WHAT IS REQUIRED:
Reproduce the following rows verbatim, leaving out the pictures.

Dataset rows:
_ _ _ _ _
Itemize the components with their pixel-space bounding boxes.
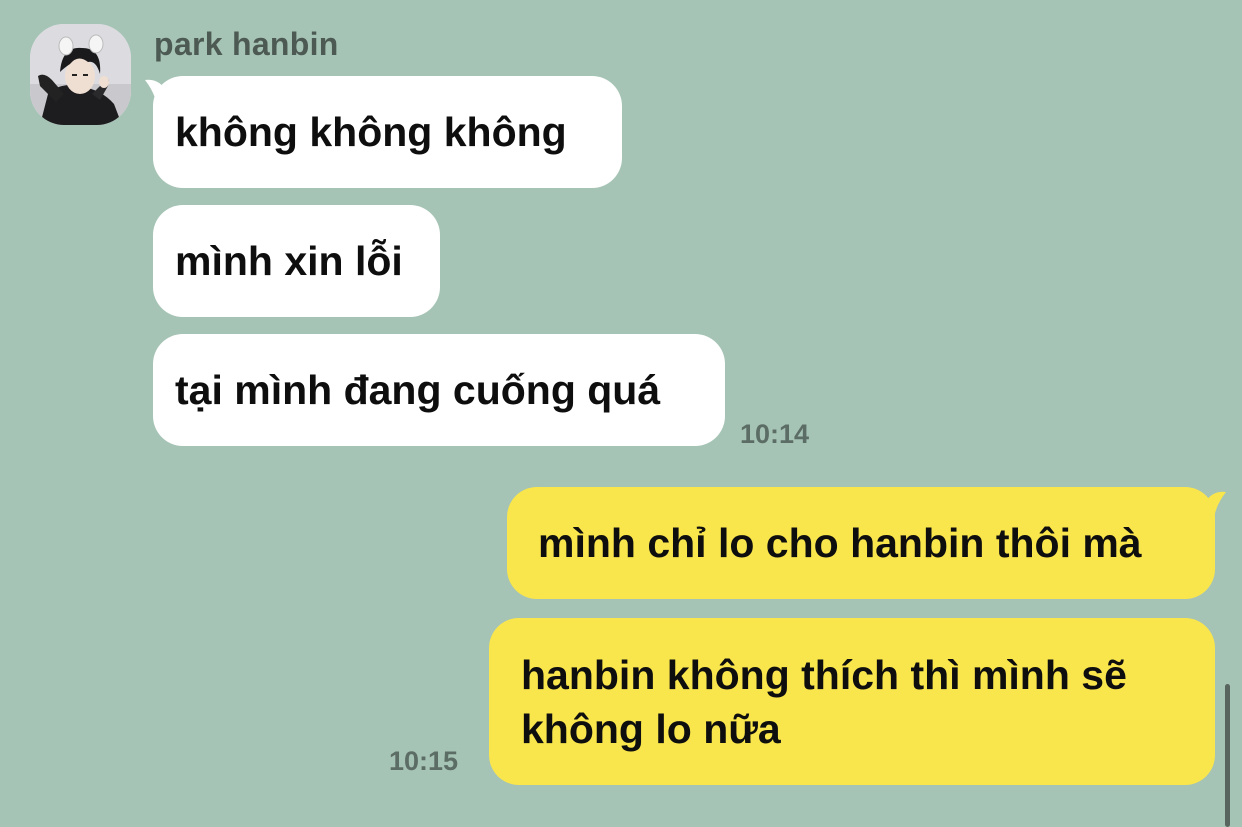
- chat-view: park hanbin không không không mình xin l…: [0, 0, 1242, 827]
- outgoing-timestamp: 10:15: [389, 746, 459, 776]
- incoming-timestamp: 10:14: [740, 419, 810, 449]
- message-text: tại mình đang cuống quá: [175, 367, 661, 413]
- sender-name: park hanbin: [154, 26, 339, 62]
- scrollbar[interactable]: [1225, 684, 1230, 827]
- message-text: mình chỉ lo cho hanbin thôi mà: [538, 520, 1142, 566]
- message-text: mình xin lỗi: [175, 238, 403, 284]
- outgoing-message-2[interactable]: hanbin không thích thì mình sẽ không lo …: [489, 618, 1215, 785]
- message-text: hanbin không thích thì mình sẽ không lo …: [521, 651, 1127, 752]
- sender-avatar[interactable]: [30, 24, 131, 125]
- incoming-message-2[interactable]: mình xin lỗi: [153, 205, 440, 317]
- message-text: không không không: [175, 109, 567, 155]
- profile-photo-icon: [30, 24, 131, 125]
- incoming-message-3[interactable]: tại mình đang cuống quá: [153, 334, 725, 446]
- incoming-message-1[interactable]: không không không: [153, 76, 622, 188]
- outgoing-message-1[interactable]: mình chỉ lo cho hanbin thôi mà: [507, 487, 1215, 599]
_ _ _ _ _
OUTPUT:
Itemize the components with their pixel-space bounding boxes.
- chat-view: park hanbin không không không mình xin l…: [0, 0, 1242, 827]
- outgoing-timestamp: 10:15: [389, 746, 459, 776]
- incoming-timestamp: 10:14: [740, 419, 810, 449]
- message-text: tại mình đang cuống quá: [175, 367, 661, 413]
- sender-name: park hanbin: [154, 26, 339, 62]
- scrollbar[interactable]: [1225, 684, 1230, 827]
- message-text: mình chỉ lo cho hanbin thôi mà: [538, 520, 1142, 566]
- message-text: mình xin lỗi: [175, 238, 403, 284]
- outgoing-message-2[interactable]: hanbin không thích thì mình sẽ không lo …: [489, 618, 1215, 785]
- message-text: hanbin không thích thì mình sẽ không lo …: [521, 651, 1127, 752]
- sender-avatar[interactable]: [30, 24, 131, 125]
- incoming-message-2[interactable]: mình xin lỗi: [153, 205, 440, 317]
- message-text: không không không: [175, 109, 567, 155]
- profile-photo-icon: [30, 24, 131, 125]
- incoming-message-3[interactable]: tại mình đang cuống quá: [153, 334, 725, 446]
- incoming-message-1[interactable]: không không không: [153, 76, 622, 188]
- outgoing-message-1[interactable]: mình chỉ lo cho hanbin thôi mà: [507, 487, 1215, 599]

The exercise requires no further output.